Items from a data source
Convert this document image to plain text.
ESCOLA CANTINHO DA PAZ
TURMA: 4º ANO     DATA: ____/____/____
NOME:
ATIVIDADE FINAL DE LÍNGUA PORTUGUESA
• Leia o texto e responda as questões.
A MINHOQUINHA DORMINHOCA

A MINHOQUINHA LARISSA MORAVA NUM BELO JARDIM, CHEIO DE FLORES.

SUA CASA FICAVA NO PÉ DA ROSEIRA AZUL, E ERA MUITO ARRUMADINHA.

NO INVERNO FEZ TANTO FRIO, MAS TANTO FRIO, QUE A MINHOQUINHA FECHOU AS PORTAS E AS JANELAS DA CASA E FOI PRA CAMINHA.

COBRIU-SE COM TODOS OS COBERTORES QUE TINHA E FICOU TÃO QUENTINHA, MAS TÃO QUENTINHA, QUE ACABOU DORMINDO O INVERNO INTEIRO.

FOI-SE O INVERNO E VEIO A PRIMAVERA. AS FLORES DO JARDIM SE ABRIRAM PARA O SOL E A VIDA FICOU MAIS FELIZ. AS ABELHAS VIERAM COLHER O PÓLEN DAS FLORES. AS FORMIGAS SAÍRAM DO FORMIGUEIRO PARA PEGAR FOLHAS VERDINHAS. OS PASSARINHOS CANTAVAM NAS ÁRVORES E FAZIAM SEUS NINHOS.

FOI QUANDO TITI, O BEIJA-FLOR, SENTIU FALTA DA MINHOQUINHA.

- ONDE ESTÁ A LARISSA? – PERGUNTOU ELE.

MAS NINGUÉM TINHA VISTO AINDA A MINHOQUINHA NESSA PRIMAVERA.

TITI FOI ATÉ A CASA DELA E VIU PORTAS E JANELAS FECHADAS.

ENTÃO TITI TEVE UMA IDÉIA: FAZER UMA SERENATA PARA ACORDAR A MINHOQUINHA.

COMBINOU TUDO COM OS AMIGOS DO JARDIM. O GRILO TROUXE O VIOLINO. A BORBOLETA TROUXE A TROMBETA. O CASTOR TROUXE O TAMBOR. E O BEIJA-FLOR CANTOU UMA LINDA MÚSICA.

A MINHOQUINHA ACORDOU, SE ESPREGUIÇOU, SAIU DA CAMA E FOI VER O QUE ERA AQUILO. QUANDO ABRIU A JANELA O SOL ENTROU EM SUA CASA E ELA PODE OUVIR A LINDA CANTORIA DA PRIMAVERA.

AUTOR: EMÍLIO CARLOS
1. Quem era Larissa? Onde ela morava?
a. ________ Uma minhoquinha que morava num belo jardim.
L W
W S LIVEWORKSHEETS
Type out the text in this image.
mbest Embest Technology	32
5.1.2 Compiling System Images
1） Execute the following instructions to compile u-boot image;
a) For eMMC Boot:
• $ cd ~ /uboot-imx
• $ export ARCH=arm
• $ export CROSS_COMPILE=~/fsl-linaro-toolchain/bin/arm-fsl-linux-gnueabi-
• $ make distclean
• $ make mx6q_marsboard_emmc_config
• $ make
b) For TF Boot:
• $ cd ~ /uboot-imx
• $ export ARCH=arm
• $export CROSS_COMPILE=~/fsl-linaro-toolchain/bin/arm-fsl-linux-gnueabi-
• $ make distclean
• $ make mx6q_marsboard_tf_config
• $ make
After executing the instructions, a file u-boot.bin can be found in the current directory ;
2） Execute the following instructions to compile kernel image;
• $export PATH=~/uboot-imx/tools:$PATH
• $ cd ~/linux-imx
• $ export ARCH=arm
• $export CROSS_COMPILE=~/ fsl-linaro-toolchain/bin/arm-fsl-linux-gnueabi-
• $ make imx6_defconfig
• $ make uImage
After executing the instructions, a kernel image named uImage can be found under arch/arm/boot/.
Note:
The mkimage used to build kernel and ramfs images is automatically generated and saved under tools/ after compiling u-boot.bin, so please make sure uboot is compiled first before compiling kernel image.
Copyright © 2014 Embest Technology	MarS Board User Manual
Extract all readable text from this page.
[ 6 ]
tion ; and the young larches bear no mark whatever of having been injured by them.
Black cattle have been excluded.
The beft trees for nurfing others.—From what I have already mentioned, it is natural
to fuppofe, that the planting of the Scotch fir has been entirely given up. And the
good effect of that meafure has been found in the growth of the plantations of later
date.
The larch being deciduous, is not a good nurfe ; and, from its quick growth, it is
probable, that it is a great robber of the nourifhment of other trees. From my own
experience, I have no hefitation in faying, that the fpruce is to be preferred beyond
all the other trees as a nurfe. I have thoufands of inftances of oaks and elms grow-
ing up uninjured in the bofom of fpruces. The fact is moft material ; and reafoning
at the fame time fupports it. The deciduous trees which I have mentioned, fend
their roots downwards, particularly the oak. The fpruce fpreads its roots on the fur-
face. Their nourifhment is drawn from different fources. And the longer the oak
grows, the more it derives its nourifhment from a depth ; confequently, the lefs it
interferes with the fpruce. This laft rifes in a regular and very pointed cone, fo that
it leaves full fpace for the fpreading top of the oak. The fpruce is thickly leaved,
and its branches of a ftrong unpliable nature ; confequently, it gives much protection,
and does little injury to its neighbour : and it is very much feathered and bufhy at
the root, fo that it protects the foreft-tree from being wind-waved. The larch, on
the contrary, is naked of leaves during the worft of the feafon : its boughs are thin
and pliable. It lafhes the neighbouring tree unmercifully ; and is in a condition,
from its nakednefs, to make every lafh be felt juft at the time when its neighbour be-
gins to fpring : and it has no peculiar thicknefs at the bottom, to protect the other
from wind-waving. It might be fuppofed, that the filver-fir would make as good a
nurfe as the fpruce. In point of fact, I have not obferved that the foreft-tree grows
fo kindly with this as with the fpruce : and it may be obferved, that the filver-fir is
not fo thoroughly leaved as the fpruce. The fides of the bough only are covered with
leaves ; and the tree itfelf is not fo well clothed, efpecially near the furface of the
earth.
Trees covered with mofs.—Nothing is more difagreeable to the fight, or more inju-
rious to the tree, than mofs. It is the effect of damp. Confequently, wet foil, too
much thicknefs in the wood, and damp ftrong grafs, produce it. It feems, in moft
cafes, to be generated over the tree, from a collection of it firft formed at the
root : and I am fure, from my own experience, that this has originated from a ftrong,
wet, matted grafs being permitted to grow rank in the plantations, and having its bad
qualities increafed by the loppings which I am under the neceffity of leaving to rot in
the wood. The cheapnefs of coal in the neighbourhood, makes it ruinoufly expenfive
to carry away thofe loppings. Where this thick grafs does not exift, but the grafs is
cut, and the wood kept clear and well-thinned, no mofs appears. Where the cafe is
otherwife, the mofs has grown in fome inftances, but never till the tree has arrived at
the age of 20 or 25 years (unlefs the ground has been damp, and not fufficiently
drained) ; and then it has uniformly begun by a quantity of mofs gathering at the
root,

What to do: Scan the material above. Copy each line that holds the word "PORTAS".

Answer to this problem:
NO INVERNO FEZ TANTO FRIO, MAS TANTO FRIO, QUE A MINHOQUINHA FECHOU AS PORTAS E AS JANELAS DA CASA E FOI PRA CAMINHA.
TITI FOI ATÉ A CASA DELA E VIU PORTAS E JANELAS FECHADAS.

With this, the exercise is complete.